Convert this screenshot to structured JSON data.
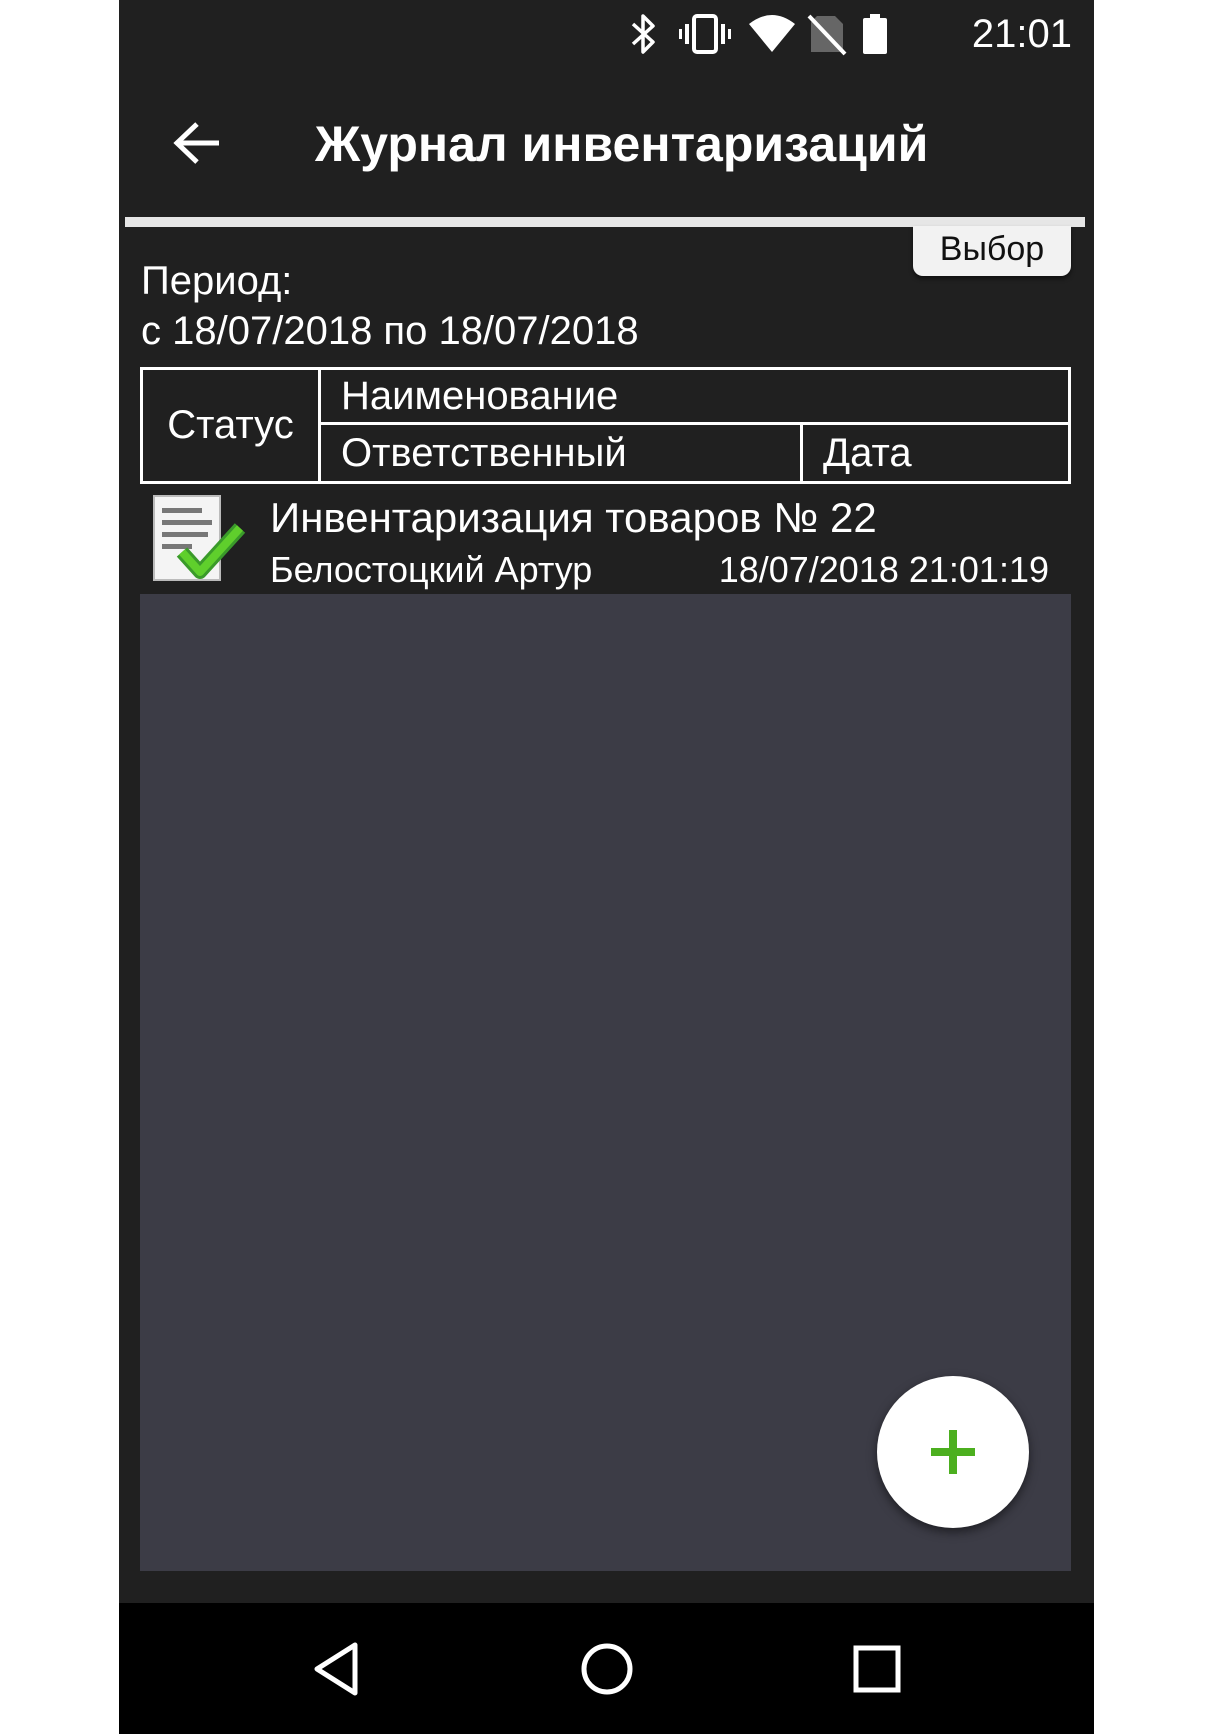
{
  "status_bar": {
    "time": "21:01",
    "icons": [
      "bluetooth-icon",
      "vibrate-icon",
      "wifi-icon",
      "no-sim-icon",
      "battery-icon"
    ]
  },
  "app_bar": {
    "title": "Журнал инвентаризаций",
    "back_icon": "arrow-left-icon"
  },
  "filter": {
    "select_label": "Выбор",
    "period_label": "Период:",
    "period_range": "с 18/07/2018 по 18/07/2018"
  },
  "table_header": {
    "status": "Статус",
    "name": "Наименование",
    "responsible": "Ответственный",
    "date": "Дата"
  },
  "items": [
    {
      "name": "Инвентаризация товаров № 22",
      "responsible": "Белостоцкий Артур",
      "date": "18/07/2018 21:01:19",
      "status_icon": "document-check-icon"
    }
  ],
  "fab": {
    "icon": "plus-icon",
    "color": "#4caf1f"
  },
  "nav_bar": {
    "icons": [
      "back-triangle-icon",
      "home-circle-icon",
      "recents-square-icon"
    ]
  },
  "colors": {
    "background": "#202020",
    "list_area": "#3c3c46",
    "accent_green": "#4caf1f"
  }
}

◆ **EXERCISE DIRECTIONS**: Repeat the listing verbatim. Skip the pictures.

◆ **EXERCISE RESULT**:
Convert this screenshot to structured JSON data.
{
  "status_bar": {
    "time": "21:01",
    "icons": [
      "bluetooth-icon",
      "vibrate-icon",
      "wifi-icon",
      "no-sim-icon",
      "battery-icon"
    ]
  },
  "app_bar": {
    "title": "Журнал инвентаризаций",
    "back_icon": "arrow-left-icon"
  },
  "filter": {
    "select_label": "Выбор",
    "period_label": "Период:",
    "period_range": "с 18/07/2018 по 18/07/2018"
  },
  "table_header": {
    "status": "Статус",
    "name": "Наименование",
    "responsible": "Ответственный",
    "date": "Дата"
  },
  "items": [
    {
      "name": "Инвентаризация товаров № 22",
      "responsible": "Белостоцкий Артур",
      "date": "18/07/2018 21:01:19",
      "status_icon": "document-check-icon"
    }
  ],
  "fab": {
    "icon": "plus-icon",
    "color": "#4caf1f"
  },
  "nav_bar": {
    "icons": [
      "back-triangle-icon",
      "home-circle-icon",
      "recents-square-icon"
    ]
  },
  "colors": {
    "background": "#202020",
    "list_area": "#3c3c46",
    "accent_green": "#4caf1f"
  }
}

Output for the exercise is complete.